WRITTEN REQUEST. Copy whichever lines contain the string "годъ".
►
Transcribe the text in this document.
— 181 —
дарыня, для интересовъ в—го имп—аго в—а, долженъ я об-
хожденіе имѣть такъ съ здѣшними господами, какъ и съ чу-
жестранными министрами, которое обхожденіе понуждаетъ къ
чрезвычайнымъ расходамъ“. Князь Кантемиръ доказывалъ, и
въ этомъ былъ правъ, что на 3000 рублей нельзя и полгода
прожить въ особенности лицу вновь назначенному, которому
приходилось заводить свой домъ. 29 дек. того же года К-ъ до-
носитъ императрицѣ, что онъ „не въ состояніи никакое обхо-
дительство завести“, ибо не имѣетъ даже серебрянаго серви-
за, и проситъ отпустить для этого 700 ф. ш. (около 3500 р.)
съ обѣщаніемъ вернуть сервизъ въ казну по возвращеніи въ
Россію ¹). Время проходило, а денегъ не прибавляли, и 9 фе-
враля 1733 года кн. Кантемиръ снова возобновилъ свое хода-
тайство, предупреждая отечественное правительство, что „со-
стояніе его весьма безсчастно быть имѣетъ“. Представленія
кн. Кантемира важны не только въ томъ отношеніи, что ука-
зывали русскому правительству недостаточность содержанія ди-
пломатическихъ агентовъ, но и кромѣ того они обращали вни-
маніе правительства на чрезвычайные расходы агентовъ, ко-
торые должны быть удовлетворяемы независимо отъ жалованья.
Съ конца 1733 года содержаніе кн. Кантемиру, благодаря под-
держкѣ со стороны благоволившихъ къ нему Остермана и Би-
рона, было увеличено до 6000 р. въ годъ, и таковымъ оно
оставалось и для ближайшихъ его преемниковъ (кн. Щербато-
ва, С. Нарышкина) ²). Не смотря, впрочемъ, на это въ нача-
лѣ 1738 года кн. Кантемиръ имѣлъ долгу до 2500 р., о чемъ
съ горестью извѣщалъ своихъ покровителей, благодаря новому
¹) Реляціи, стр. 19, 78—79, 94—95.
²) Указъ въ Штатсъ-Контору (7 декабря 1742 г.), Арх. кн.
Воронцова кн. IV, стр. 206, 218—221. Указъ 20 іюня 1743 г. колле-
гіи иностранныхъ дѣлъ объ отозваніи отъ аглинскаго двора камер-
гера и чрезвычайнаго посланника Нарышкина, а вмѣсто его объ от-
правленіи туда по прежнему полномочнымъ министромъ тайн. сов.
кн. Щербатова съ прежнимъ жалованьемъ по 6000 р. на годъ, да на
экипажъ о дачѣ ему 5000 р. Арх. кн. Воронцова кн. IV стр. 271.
◄
EXERCISE ANSWER.
рона, было увеличено до 6000 р. въ годъ, и таковымъ оно
кн. Щербатова съ прежнимъ жалованьемъ по 6000 р. на годъ, да на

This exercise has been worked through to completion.